▶ _What the task asks_: Return all of the entries word for word, but omit the pictures they contain.

▶ _Data excerpts_:

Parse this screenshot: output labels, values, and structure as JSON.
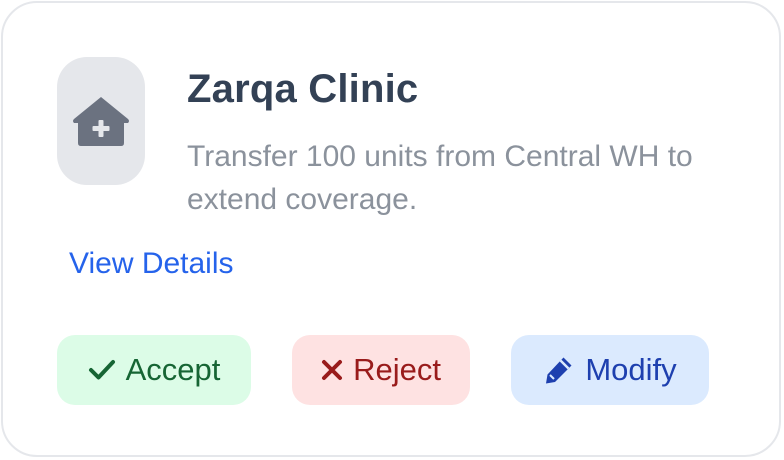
{
  "card": {
    "title": "Zarqa Clinic",
    "description": "Transfer 100 units from Central WH to extend coverage.",
    "details_link": "View Details",
    "icon": "clinic-house-medical-icon"
  },
  "actions": {
    "accept_label": "Accept",
    "reject_label": "Reject",
    "modify_label": "Modify"
  },
  "colors": {
    "title": "#334155",
    "description": "#8b929c",
    "link": "#2563eb",
    "accept_bg": "#dcfce7",
    "accept_fg": "#166534",
    "reject_bg": "#fee2e2",
    "reject_fg": "#991b1b",
    "modify_bg": "#dbeafe",
    "modify_fg": "#1e40af"
  }
}
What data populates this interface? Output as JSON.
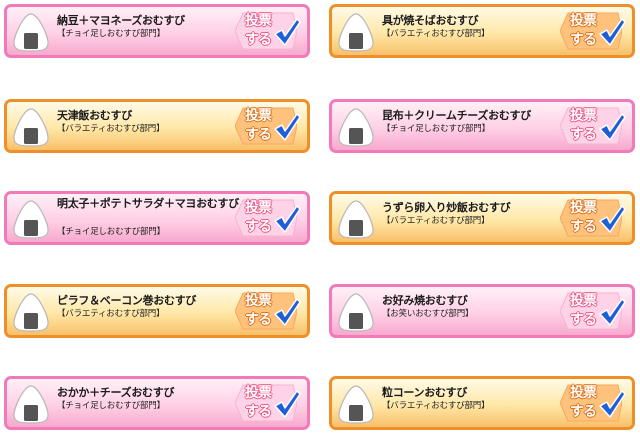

▶ _Output of the exercise_:
Parse this screenshot: output labels, values, and structure as JSON.
{
  "card": {
    "title": "Zarqa Clinic",
    "description": "Transfer 100 units from Central WH to extend coverage.",
    "details_link": "View Details",
    "icon": "clinic-house-medical-icon"
  },
  "actions": {
    "accept_label": "Accept",
    "reject_label": "Reject",
    "modify_label": "Modify"
  },
  "colors": {
    "title": "#334155",
    "description": "#8b929c",
    "link": "#2563eb",
    "accept_bg": "#dcfce7",
    "accept_fg": "#166534",
    "reject_bg": "#fee2e2",
    "reject_fg": "#991b1b",
    "modify_bg": "#dbeafe",
    "modify_fg": "#1e40af"
  }
}
What data populates this interface? Output as JSON.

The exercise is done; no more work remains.